**** Entries ****

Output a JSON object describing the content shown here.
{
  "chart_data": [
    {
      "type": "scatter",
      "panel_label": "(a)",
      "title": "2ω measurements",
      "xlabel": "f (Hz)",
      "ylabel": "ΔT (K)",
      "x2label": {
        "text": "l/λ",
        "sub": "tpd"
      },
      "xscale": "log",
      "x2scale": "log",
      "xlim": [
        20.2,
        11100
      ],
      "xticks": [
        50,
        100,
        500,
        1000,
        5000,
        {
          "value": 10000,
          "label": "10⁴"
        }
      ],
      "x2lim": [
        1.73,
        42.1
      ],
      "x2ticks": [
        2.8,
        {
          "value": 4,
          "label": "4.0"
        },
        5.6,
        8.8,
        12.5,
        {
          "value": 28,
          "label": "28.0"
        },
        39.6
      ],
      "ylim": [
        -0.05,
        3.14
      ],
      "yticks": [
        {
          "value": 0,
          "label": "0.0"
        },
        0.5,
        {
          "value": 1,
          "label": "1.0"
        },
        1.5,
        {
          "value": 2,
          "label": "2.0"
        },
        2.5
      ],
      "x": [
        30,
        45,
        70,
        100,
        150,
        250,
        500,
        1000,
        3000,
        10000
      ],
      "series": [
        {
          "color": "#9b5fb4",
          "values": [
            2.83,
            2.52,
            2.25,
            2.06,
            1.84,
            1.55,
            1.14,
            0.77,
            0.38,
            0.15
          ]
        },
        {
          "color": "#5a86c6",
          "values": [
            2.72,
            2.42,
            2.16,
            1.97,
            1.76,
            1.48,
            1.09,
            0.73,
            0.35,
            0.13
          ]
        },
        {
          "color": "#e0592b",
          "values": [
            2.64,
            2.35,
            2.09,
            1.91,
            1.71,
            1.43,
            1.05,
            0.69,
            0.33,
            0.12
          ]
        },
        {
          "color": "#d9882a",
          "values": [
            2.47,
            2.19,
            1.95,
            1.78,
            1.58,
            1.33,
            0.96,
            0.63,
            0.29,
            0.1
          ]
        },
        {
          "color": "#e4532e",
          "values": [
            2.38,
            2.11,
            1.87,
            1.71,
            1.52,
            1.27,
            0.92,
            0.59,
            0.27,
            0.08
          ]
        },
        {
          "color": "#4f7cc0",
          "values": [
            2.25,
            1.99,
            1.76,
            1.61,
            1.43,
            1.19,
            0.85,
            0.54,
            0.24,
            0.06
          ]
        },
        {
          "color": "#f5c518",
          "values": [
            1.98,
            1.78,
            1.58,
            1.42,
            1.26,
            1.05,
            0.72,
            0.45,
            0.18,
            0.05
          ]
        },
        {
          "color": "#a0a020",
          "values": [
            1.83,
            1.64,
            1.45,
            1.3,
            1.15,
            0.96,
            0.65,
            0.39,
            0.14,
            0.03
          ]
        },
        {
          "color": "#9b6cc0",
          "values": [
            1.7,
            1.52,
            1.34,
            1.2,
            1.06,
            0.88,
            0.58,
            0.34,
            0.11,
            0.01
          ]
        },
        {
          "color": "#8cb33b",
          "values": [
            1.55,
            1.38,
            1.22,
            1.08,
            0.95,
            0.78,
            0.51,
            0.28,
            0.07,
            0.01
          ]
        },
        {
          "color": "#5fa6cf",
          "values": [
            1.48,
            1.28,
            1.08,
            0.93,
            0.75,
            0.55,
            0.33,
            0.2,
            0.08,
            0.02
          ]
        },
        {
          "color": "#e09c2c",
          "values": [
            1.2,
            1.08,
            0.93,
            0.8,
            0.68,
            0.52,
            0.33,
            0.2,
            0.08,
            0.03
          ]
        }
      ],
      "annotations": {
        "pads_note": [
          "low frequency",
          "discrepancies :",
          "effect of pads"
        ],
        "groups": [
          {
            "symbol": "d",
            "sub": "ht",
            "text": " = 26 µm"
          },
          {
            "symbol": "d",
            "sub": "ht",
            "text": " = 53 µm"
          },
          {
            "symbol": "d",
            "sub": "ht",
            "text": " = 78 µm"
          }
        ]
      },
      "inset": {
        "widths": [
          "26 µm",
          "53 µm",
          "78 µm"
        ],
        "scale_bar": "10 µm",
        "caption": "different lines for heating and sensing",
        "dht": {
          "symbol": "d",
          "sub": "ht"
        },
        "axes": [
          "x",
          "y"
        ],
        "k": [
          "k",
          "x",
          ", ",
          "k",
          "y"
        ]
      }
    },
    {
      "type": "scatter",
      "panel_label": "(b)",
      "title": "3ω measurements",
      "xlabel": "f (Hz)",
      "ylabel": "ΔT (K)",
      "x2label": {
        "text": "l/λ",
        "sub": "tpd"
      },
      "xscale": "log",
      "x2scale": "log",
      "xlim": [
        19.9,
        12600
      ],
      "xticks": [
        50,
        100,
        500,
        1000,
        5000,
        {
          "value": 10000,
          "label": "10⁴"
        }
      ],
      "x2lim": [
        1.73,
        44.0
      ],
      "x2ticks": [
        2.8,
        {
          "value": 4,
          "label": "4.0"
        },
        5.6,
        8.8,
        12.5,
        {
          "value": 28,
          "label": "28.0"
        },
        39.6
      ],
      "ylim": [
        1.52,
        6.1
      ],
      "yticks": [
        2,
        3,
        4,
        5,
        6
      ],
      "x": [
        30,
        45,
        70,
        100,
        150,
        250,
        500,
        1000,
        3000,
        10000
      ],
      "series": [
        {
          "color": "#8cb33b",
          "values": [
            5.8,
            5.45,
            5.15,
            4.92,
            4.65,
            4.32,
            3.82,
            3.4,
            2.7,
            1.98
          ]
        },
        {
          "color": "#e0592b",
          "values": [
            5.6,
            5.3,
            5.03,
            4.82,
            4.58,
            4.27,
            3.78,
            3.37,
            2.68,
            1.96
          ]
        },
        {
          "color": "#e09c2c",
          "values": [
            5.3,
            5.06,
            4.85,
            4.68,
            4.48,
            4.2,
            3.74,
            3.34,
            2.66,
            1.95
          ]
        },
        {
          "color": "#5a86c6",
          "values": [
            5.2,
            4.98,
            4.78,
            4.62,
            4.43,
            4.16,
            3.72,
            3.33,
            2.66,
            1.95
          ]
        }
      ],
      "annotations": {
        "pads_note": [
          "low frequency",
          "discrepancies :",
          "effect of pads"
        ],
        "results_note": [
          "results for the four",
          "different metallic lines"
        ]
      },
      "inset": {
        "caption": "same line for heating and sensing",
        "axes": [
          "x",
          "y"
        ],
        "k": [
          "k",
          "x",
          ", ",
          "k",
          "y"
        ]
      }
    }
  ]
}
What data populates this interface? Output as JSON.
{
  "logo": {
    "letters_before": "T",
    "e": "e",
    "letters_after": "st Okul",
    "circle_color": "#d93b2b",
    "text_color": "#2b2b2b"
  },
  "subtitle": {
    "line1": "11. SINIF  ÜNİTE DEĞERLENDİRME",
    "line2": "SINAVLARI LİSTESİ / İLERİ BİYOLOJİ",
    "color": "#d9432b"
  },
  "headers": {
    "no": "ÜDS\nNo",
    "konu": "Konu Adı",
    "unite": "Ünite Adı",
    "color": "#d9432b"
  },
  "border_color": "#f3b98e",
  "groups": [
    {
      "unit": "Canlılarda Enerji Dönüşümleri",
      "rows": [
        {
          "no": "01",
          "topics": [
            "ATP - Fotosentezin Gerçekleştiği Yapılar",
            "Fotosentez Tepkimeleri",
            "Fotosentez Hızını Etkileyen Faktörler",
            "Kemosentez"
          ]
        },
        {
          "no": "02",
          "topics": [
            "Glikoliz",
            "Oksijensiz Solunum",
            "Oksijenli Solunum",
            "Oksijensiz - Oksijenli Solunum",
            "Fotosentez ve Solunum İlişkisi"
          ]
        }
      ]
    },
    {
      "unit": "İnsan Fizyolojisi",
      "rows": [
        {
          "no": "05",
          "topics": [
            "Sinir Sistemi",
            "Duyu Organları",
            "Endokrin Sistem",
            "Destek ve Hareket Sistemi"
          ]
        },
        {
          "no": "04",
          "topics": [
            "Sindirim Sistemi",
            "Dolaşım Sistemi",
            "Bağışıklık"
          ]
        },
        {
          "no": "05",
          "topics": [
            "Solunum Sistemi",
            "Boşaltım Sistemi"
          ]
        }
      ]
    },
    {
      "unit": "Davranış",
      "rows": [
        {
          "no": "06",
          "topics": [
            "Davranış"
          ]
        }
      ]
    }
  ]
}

****

Exercise details
From the entries, copy out each line containing the word "lines".

Answer to the exercise
        "caption": "different lines for heating and sensing",
          "different metallic lines"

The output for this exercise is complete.